-- BEGIN DATA --

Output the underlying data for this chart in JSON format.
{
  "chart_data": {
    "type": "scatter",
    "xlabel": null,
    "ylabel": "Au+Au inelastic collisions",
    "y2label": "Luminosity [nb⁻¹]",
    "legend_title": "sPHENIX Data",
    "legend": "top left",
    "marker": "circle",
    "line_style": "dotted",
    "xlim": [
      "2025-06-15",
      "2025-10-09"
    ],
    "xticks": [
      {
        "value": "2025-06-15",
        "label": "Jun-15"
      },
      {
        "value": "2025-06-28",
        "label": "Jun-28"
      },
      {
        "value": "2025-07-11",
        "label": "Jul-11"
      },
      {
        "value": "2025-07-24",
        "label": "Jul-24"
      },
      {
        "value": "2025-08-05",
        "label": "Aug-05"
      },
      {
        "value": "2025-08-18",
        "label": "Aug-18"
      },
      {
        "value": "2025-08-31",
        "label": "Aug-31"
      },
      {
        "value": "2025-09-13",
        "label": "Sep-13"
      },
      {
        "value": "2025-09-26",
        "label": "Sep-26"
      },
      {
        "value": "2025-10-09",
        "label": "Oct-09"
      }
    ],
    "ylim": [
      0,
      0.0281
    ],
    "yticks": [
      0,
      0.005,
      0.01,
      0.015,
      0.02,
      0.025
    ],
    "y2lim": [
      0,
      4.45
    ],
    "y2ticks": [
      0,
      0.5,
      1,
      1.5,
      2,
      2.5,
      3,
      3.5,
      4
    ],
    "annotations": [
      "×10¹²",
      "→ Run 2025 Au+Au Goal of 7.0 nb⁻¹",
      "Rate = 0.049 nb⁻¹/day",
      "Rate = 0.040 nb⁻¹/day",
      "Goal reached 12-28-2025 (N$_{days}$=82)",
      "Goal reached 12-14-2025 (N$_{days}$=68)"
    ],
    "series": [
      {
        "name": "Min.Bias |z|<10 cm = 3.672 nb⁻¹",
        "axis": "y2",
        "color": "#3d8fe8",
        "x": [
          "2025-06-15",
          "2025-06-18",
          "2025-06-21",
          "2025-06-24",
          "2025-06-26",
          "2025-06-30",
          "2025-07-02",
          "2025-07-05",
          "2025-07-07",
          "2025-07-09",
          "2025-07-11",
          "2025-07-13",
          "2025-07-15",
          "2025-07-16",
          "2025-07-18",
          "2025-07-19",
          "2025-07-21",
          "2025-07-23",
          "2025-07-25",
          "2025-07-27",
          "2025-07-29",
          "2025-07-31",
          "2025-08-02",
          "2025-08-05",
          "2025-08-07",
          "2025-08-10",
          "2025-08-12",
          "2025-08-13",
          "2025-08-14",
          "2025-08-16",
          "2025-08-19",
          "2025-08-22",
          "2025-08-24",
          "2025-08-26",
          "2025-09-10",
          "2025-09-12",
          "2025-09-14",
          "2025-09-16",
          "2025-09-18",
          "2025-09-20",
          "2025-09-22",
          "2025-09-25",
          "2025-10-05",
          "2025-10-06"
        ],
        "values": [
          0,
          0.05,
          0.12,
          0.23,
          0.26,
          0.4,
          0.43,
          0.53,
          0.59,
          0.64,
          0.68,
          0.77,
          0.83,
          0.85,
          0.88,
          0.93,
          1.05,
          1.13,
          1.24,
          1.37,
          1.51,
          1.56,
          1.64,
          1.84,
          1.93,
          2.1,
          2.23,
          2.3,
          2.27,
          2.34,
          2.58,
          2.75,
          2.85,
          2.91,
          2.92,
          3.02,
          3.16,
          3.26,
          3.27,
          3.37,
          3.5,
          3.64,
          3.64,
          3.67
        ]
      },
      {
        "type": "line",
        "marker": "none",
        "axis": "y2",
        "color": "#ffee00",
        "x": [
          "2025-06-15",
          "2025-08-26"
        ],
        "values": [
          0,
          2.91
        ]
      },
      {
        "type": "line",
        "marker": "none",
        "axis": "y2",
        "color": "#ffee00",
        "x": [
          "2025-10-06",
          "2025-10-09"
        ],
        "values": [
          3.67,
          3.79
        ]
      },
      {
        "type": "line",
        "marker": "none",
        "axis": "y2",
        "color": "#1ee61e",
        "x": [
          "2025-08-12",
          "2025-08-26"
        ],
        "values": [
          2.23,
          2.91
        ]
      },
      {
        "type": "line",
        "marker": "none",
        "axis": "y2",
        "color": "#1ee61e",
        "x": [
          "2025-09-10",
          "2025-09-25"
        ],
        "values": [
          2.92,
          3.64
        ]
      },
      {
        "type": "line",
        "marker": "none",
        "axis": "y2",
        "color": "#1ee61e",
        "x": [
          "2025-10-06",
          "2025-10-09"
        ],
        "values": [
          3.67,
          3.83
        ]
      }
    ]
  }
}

-- END DATA --

SHORT PROBLEM -> From the entries above, copy every line containing the word "reached".

ANSWER BELOW ->
      "Goal reached 12-28-2025 (N$_{days}$=82)",
      "Goal reached 12-14-2025 (N$_{days}$=68)"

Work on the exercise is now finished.